> YOUR OBJECTIVE: Rewrite the items from the first line through the line containing "day-fri-today[interactable]: 五 今", swapping every "day-date" for "date-label" and leaving everything else untouched.

================================

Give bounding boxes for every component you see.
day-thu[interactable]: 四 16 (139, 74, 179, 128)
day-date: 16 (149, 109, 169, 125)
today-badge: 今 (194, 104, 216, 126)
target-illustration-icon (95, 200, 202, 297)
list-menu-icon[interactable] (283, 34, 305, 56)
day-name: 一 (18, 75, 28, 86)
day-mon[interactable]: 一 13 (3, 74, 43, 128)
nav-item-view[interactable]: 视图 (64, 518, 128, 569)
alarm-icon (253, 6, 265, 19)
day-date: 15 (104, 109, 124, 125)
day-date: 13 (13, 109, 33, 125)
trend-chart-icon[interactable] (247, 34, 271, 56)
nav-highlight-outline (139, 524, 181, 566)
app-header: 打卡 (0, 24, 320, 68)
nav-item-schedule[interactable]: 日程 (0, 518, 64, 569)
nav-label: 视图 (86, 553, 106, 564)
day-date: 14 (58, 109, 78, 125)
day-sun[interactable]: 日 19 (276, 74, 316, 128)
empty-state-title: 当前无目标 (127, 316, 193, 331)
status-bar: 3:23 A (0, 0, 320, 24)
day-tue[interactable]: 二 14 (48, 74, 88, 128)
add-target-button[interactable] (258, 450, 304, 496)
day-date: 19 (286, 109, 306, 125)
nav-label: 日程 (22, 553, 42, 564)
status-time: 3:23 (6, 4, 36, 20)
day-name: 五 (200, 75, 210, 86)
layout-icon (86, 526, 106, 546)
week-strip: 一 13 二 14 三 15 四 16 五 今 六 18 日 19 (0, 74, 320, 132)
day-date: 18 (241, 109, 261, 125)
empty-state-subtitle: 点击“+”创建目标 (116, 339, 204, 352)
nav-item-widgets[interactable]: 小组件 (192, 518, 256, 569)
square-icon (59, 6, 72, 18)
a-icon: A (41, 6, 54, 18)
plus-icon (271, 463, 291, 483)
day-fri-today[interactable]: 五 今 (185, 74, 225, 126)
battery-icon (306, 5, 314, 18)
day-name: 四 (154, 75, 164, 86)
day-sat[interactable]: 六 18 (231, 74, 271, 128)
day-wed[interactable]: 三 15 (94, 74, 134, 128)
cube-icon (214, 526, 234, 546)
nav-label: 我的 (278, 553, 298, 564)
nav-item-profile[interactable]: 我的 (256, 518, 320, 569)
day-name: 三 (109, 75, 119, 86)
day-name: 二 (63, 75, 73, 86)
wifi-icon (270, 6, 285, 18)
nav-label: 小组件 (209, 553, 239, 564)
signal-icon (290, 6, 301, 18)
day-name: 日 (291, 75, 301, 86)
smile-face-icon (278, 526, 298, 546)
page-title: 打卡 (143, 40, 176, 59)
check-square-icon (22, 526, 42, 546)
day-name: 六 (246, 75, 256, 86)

================================

> RESPONSE TO THIS EXERCISE:
Give bounding boxes for every component you see.
day-thu[interactable]: 四 16 (139, 74, 179, 128)
date-label: 16 (149, 109, 169, 125)
today-badge: 今 (194, 104, 216, 126)
target-illustration-icon (95, 200, 202, 297)
list-menu-icon[interactable] (283, 34, 305, 56)
day-name: 一 (18, 75, 28, 86)
day-mon[interactable]: 一 13 (3, 74, 43, 128)
nav-item-view[interactable]: 视图 (64, 518, 128, 569)
alarm-icon (253, 6, 265, 19)
date-label: 15 (104, 109, 124, 125)
date-label: 13 (13, 109, 33, 125)
trend-chart-icon[interactable] (247, 34, 271, 56)
nav-highlight-outline (139, 524, 181, 566)
app-header: 打卡 (0, 24, 320, 68)
nav-item-schedule[interactable]: 日程 (0, 518, 64, 569)
nav-label: 视图 (86, 553, 106, 564)
date-label: 14 (58, 109, 78, 125)
day-sun[interactable]: 日 19 (276, 74, 316, 128)
empty-state-title: 当前无目标 (127, 316, 193, 331)
status-bar: 3:23 A (0, 0, 320, 24)
day-tue[interactable]: 二 14 (48, 74, 88, 128)
add-target-button[interactable] (258, 450, 304, 496)
date-label: 19 (286, 109, 306, 125)
nav-label: 日程 (22, 553, 42, 564)
status-time: 3:23 (6, 4, 36, 20)
day-name: 五 (200, 75, 210, 86)
layout-icon (86, 526, 106, 546)
week-strip: 一 13 二 14 三 15 四 16 五 今 六 18 日 19 (0, 74, 320, 132)
date-label: 18 (241, 109, 261, 125)
empty-state-subtitle: 点击“+”创建目标 (116, 339, 204, 352)
nav-item-widgets[interactable]: 小组件 (192, 518, 256, 569)
square-icon (59, 6, 72, 18)
a-icon: A (41, 6, 54, 18)
plus-icon (271, 463, 291, 483)
day-fri-today[interactable]: 五 今 (185, 74, 225, 126)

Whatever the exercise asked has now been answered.